Retype all of the data exactly as given.
== == ==
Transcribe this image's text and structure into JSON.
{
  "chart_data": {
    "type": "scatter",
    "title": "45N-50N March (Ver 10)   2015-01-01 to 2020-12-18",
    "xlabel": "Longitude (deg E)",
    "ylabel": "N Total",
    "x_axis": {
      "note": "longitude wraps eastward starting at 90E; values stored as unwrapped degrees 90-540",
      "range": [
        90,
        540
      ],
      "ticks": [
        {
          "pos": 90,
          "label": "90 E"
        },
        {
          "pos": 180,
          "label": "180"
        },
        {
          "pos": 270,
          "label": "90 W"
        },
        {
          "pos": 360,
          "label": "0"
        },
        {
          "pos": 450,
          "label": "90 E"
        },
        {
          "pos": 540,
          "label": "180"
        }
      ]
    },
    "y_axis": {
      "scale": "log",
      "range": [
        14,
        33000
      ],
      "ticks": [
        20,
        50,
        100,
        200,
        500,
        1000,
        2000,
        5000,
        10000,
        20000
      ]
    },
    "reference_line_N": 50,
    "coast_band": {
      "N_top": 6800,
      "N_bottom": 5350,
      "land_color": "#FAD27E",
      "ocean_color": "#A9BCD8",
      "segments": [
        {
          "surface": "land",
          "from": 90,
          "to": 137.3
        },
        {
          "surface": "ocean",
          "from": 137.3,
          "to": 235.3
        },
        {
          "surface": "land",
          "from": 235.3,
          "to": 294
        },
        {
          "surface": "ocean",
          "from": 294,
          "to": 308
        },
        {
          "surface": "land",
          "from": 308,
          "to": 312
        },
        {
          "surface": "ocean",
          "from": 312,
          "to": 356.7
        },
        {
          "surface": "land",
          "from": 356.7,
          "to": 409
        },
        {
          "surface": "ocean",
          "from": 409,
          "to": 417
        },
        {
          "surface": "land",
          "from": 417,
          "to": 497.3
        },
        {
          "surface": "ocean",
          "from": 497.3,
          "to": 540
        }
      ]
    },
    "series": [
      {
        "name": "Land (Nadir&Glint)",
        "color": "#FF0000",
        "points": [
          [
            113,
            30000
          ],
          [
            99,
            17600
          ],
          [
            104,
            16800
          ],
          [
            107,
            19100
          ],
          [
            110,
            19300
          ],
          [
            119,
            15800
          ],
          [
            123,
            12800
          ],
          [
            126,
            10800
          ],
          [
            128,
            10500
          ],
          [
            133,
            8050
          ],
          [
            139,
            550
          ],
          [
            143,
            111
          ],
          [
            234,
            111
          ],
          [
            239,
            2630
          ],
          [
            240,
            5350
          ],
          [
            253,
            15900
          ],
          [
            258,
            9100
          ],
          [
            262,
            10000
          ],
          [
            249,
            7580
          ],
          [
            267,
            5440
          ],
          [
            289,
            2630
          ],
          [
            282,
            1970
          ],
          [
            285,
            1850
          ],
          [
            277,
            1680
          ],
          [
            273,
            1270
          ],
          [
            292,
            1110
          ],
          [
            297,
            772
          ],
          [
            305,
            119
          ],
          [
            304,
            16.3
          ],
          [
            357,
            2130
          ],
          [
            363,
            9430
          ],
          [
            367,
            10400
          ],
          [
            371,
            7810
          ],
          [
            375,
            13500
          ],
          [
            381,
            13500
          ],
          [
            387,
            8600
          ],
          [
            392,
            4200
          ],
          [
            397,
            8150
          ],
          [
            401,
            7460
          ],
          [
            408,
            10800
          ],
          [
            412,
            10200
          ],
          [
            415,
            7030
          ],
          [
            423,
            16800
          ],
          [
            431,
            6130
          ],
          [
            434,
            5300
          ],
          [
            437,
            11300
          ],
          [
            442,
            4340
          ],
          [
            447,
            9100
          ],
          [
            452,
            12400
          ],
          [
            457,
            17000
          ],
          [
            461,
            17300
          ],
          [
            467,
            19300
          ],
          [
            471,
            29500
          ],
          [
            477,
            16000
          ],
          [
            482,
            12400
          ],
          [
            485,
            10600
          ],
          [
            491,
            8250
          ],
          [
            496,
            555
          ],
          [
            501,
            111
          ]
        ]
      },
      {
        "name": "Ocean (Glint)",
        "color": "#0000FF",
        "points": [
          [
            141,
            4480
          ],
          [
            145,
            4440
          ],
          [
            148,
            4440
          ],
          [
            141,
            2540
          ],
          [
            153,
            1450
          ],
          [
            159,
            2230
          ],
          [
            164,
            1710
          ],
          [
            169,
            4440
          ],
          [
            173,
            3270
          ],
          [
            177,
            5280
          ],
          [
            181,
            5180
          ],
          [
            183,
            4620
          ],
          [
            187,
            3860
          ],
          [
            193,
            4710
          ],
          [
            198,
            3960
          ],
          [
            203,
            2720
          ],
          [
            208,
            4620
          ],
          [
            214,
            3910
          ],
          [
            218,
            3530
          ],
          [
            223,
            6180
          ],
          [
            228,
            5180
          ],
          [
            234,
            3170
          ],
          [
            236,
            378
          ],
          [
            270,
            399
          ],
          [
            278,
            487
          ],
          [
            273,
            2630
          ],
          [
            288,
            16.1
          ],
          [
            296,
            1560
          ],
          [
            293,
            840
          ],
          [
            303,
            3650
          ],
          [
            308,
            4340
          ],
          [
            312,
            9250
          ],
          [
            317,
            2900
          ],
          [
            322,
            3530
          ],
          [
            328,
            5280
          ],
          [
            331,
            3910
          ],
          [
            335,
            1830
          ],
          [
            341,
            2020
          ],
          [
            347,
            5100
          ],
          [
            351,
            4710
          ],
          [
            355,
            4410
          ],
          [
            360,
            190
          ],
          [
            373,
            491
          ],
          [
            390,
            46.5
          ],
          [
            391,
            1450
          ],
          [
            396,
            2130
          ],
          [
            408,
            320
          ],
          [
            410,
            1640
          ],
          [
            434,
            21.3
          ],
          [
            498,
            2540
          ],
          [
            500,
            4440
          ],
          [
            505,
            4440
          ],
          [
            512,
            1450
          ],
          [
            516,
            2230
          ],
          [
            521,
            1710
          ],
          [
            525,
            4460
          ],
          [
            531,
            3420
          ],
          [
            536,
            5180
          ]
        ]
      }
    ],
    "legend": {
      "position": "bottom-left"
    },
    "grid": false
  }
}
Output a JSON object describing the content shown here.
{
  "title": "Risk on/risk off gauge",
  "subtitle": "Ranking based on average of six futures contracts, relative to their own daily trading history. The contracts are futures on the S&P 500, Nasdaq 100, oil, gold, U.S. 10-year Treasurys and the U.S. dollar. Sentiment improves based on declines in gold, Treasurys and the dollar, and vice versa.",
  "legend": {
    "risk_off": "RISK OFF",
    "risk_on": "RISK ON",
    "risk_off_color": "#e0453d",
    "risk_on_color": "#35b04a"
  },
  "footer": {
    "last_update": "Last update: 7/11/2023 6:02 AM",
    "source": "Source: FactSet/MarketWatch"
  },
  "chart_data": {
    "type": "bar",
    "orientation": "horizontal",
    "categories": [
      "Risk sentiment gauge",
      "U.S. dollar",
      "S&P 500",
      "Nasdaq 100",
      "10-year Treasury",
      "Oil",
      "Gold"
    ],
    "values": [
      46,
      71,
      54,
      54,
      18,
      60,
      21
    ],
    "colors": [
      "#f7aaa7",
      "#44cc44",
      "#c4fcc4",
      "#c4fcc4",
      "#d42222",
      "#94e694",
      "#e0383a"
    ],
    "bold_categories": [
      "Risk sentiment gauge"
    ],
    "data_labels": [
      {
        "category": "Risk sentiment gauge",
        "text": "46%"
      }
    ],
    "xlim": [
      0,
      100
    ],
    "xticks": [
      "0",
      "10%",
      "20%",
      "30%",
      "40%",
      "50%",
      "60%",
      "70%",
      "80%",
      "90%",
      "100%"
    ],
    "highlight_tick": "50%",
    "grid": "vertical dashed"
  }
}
== == ==
**Task solution:**
Transcribe this image's text and structure into JSON.
{
  "chart_data": {
    "type": "scatter",
    "title": "45N-50N March (Ver 10)   2015-01-01 to 2020-12-18",
    "xlabel": "Longitude (deg E)",
    "ylabel": "N Total",
    "x_axis": {
      "note": "longitude wraps eastward starting at 90E; values stored as unwrapped degrees 90-540",
      "range": [
        90,
        540
      ],
      "ticks": [
        {
          "pos": 90,
          "label": "90 E"
        },
        {
          "pos": 180,
          "label": "180"
        },
        {
          "pos": 270,
          "label": "90 W"
        },
        {
          "pos": 360,
          "label": "0"
        },
        {
          "pos": 450,
          "label": "90 E"
        },
        {
          "pos": 540,
          "label": "180"
        }
      ]
    },
    "y_axis": {
      "scale": "log",
      "range": [
        14,
        33000
      ],
      "ticks": [
        20,
        50,
        100,
        200,
        500,
        1000,
        2000,
        5000,
        10000,
        20000
      ]
    },
    "reference_line_N": 50,
    "coast_band": {
      "N_top": 6800,
      "N_bottom": 5350,
      "land_color": "#FAD27E",
      "ocean_color": "#A9BCD8",
      "segments": [
        {
          "surface": "land",
          "from": 90,
          "to": 137.3
        },
        {
          "surface": "ocean",
          "from": 137.3,
          "to": 235.3
        },
        {
          "surface": "land",
          "from": 235.3,
          "to": 294
        },
        {
          "surface": "ocean",
          "from": 294,
          "to": 308
        },
        {
          "surface": "land",
          "from": 308,
          "to": 312
        },
        {
          "surface": "ocean",
          "from": 312,
          "to": 356.7
        },
        {
          "surface": "land",
          "from": 356.7,
          "to": 409
        },
        {
          "surface": "ocean",
          "from": 409,
          "to": 417
        },
        {
          "surface": "land",
          "from": 417,
          "to": 497.3
        },
        {
          "surface": "ocean",
          "from": 497.3,
          "to": 540
        }
      ]
    },
    "series": [
      {
        "name": "Land (Nadir&Glint)",
        "color": "#FF0000",
        "points": [
          [
            113,
            30000
          ],
          [
            99,
            17600
          ],
          [
            104,
            16800
          ],
          [
            107,
            19100
          ],
          [
            110,
            19300
          ],
          [
            119,
            15800
          ],
          [
            123,
            12800
          ],
          [
            126,
            10800
          ],
          [
            128,
            10500
          ],
          [
            133,
            8050
          ],
          [
            139,
            550
          ],
          [
            143,
            111
          ],
          [
            234,
            111
          ],
          [
            239,
            2630
          ],
          [
            240,
            5350
          ],
          [
            253,
            15900
          ],
          [
            258,
            9100
          ],
          [
            262,
            10000
          ],
          [
            249,
            7580
          ],
          [
            267,
            5440
          ],
          [
            289,
            2630
          ],
          [
            282,
            1970
          ],
          [
            285,
            1850
          ],
          [
            277,
            1680
          ],
          [
            273,
            1270
          ],
          [
            292,
            1110
          ],
          [
            297,
            772
          ],
          [
            305,
            119
          ],
          [
            304,
            16.3
          ],
          [
            357,
            2130
          ],
          [
            363,
            9430
          ],
          [
            367,
            10400
          ],
          [
            371,
            7810
          ],
          [
            375,
            13500
          ],
          [
            381,
            13500
          ],
          [
            387,
            8600
          ],
          [
            392,
            4200
          ],
          [
            397,
            8150
          ],
          [
            401,
            7460
          ],
          [
            408,
            10800
          ],
          [
            412,
            10200
          ],
          [
            415,
            7030
          ],
          [
            423,
            16800
          ],
          [
            431,
            6130
          ],
          [
            434,
            5300
          ],
          [
            437,
            11300
          ],
          [
            442,
            4340
          ],
          [
            447,
            9100
          ],
          [
            452,
            12400
          ],
          [
            457,
            17000
          ],
          [
            461,
            17300
          ],
          [
            467,
            19300
          ],
          [
            471,
            29500
          ],
          [
            477,
            16000
          ],
          [
            482,
            12400
          ],
          [
            485,
            10600
          ],
          [
            491,
            8250
          ],
          [
            496,
            555
          ],
          [
            501,
            111
          ]
        ]
      },
      {
        "name": "Ocean (Glint)",
        "color": "#0000FF",
        "points": [
          [
            141,
            4480
          ],
          [
            145,
            4440
          ],
          [
            148,
            4440
          ],
          [
            141,
            2540
          ],
          [
            153,
            1450
          ],
          [
            159,
            2230
          ],
          [
            164,
            1710
          ],
          [
            169,
            4440
          ],
          [
            173,
            3270
          ],
          [
            177,
            5280
          ],
          [
            181,
            5180
          ],
          [
            183,
            4620
          ],
          [
            187,
            3860
          ],
          [
            193,
            4710
          ],
          [
            198,
            3960
          ],
          [
            203,
            2720
          ],
          [
            208,
            4620
          ],
          [
            214,
            3910
          ],
          [
            218,
            3530
          ],
          [
            223,
            6180
          ],
          [
            228,
            5180
          ],
          [
            234,
            3170
          ],
          [
            236,
            378
          ],
          [
            270,
            399
          ],
          [
            278,
            487
          ],
          [
            273,
            2630
          ],
          [
            288,
            16.1
          ],
          [
            296,
            1560
          ],
          [
            293,
            840
          ],
          [
            303,
            3650
          ],
          [
            308,
            4340
          ],
          [
            312,
            9250
          ],
          [
            317,
            2900
          ],
          [
            322,
            3530
          ],
          [
            328,
            5280
          ],
          [
            331,
            3910
          ],
          [
            335,
            1830
          ],
          [
            341,
            2020
          ],
          [
            347,
            5100
          ],
          [
            351,
            4710
          ],
          [
            355,
            4410
          ],
          [
            360,
            190
          ],
          [
            373,
            491
          ],
          [
            390,
            46.5
          ],
          [
            391,
            1450
          ],
          [
            396,
            2130
          ],
          [
            408,
            320
          ],
          [
            410,
            1640
          ],
          [
            434,
            21.3
          ],
          [
            498,
            2540
          ],
          [
            500,
            4440
          ],
          [
            505,
            4440
          ],
          [
            512,
            1450
          ],
          [
            516,
            2230
          ],
          [
            521,
            1710
          ],
          [
            525,
            4460
          ],
          [
            531,
            3420
          ],
          [
            536,
            5180
          ]
        ]
      }
    ],
    "legend": {
      "position": "bottom-left"
    },
    "grid": false
  }
}
Output a JSON object describing the content shown here.
{
  "title": "Risk on/risk off gauge",
  "subtitle": "Ranking based on average of six futures contracts, relative to their own daily trading history. The contracts are futures on the S&P 500, Nasdaq 100, oil, gold, U.S. 10-year Treasurys and the U.S. dollar. Sentiment improves based on declines in gold, Treasurys and the dollar, and vice versa.",
  "legend": {
    "risk_off": "RISK OFF",
    "risk_on": "RISK ON",
    "risk_off_color": "#e0453d",
    "risk_on_color": "#35b04a"
  },
  "footer": {
    "last_update": "Last update: 7/11/2023 6:02 AM",
    "source": "Source: FactSet/MarketWatch"
  },
  "chart_data": {
    "type": "bar",
    "orientation": "horizontal",
    "categories": [
      "Risk sentiment gauge",
      "U.S. dollar",
      "S&P 500",
      "Nasdaq 100",
      "10-year Treasury",
      "Oil",
      "Gold"
    ],
    "values": [
      46,
      71,
      54,
      54,
      18,
      60,
      21
    ],
    "colors": [
      "#f7aaa7",
      "#44cc44",
      "#c4fcc4",
      "#c4fcc4",
      "#d42222",
      "#94e694",
      "#e0383a"
    ],
    "bold_categories": [
      "Risk sentiment gauge"
    ],
    "data_labels": [
      {
        "category": "Risk sentiment gauge",
        "text": "46%"
      }
    ],
    "xlim": [
      0,
      100
    ],
    "xticks": [
      "0",
      "10%",
      "20%",
      "30%",
      "40%",
      "50%",
      "60%",
      "70%",
      "80%",
      "90%",
      "100%"
    ],
    "highlight_tick": "50%",
    "grid": "vertical dashed"
  }
}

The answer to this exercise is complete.